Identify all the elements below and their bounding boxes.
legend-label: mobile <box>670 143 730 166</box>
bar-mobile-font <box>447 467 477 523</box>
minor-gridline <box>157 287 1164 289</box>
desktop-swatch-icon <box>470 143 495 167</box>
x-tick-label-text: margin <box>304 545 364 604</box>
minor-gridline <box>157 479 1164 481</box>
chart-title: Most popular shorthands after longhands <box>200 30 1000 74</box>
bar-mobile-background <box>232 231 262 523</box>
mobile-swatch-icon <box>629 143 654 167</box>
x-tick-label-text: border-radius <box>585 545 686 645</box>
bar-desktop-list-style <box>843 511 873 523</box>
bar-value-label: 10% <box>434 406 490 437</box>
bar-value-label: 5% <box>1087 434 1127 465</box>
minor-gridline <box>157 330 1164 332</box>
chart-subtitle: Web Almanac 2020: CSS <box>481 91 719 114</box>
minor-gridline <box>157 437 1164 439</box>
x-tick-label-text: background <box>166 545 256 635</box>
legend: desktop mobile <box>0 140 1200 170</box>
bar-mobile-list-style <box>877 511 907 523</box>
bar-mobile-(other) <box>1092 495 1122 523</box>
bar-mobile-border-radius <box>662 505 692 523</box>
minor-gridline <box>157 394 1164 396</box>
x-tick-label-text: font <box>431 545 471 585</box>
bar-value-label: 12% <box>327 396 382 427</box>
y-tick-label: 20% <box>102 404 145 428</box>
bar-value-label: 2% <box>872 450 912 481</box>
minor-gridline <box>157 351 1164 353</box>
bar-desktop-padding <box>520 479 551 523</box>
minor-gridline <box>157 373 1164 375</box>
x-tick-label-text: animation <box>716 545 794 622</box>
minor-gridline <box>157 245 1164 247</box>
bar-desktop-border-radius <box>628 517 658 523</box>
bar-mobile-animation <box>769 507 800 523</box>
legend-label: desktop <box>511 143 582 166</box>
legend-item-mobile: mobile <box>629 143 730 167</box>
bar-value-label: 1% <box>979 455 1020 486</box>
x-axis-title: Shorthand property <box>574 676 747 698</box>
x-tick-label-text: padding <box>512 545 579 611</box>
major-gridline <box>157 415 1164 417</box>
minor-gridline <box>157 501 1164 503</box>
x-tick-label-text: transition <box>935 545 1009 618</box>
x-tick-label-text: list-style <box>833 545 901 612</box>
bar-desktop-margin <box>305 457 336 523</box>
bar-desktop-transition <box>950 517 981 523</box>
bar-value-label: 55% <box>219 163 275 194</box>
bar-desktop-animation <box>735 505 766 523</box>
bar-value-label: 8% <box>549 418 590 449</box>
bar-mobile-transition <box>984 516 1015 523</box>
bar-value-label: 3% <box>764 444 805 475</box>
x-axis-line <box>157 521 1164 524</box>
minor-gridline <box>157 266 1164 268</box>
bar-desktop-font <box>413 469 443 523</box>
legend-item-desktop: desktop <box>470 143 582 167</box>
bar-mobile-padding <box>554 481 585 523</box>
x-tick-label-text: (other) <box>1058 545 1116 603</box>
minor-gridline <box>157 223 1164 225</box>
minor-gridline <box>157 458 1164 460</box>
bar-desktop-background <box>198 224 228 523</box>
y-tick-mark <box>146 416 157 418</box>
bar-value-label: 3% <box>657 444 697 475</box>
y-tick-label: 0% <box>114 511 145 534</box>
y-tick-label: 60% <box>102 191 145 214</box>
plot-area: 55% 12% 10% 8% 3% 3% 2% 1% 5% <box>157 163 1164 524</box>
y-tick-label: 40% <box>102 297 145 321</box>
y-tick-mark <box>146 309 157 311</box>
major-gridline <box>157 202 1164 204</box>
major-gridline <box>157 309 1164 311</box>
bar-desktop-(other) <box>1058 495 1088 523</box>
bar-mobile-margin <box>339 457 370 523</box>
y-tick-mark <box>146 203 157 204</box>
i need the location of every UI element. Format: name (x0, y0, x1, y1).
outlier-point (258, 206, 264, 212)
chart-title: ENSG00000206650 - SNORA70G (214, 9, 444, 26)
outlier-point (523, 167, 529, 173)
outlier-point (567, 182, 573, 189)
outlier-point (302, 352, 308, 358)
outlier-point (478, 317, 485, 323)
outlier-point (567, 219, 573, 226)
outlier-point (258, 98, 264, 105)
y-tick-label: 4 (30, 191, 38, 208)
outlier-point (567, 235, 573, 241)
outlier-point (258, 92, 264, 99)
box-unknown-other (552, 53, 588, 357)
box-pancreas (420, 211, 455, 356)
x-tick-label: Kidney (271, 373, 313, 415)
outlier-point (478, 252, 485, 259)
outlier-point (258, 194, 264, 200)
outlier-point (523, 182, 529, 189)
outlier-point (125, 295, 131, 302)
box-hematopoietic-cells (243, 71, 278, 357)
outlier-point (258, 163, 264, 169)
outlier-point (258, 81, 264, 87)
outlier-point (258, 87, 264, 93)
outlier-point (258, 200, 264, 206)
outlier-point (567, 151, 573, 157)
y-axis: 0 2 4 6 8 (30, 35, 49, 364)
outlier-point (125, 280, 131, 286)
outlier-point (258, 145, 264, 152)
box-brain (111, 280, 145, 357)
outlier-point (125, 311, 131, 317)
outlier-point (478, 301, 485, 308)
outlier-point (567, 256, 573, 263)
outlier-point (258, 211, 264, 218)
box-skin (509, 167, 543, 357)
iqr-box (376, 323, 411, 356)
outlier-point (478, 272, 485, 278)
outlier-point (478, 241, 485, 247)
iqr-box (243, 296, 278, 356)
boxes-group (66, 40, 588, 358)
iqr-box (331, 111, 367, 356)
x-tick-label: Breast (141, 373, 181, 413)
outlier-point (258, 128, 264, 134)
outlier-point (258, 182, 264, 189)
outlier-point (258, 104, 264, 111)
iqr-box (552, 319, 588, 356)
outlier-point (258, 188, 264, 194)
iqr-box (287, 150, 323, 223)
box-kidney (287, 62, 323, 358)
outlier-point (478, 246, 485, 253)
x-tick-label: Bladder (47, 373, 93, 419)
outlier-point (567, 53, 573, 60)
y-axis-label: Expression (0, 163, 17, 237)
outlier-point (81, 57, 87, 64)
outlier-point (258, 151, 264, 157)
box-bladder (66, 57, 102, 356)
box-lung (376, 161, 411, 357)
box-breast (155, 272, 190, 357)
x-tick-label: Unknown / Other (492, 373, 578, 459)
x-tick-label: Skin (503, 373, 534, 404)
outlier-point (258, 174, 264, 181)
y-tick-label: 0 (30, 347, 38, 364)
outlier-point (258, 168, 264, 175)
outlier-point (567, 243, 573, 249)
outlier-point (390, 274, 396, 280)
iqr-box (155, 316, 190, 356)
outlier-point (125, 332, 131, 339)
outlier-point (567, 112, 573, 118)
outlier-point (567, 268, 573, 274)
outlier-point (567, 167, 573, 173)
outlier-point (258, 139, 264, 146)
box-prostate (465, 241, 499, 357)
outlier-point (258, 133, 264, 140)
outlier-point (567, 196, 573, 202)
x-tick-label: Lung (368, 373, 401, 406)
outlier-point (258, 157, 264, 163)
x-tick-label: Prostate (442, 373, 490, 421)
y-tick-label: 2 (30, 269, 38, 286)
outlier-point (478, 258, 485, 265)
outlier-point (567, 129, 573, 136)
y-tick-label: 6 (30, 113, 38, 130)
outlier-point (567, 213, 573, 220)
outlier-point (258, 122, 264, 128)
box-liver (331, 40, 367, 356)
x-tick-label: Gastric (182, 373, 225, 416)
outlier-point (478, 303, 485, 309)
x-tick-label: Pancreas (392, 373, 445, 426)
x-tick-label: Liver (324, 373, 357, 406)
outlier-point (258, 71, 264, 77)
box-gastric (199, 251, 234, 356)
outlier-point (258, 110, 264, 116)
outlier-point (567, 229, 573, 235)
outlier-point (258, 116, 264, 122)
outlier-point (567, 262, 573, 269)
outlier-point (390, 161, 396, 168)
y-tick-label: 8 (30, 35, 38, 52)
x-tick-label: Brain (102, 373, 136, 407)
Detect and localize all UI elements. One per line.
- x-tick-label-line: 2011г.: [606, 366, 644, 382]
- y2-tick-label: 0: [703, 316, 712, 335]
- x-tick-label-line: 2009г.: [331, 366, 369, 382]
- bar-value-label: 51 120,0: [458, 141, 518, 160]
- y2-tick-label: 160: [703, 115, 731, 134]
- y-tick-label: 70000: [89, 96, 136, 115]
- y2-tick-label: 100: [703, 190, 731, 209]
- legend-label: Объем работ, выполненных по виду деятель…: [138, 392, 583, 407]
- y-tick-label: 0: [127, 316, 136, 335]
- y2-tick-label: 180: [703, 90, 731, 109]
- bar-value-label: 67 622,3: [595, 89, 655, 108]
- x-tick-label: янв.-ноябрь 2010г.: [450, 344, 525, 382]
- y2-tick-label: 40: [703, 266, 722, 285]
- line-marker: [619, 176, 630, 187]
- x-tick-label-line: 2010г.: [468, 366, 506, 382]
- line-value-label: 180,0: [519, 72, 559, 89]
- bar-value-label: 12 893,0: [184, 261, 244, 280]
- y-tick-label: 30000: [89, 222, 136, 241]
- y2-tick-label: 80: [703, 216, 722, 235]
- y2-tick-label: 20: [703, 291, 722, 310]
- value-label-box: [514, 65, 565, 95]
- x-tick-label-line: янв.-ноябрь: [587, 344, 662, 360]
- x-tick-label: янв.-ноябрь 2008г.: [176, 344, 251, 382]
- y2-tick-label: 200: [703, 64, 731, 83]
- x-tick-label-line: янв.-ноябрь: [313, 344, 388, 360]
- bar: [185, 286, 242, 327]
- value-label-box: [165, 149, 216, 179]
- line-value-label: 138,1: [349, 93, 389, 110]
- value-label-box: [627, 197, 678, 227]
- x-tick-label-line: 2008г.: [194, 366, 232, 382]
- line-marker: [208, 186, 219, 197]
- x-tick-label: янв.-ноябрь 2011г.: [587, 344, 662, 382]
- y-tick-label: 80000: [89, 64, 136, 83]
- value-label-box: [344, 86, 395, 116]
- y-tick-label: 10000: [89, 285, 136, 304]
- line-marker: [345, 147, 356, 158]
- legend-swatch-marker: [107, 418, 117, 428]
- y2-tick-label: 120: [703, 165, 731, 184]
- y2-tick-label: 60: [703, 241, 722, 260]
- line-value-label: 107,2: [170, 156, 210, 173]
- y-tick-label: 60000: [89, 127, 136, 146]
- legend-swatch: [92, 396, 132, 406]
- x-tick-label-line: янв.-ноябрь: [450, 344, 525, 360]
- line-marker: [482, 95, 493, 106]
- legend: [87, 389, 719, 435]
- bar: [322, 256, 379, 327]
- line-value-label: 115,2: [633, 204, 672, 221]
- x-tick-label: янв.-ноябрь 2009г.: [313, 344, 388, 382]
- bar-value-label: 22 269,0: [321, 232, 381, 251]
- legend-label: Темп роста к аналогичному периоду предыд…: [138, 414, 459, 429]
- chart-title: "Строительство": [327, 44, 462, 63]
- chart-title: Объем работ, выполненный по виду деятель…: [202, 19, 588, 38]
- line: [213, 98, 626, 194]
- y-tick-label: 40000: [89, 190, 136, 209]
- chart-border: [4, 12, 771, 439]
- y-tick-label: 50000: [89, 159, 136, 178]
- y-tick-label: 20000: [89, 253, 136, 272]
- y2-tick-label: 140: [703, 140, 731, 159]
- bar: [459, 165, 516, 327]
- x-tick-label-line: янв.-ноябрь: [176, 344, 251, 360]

WHAT TO DO: Reproduce the items verbatim, beginning with the first line and ending after the line that contains "desktop-swatch-icon <box>470 143".

THE ANSWER:
Identify all the elements below and their bounding boxes.
legend-label: mobile <box>670 143 730 166</box>
bar-mobile-font <box>447 467 477 523</box>
minor-gridline <box>157 287 1164 289</box>
desktop-swatch-icon <box>470 143 495 167</box>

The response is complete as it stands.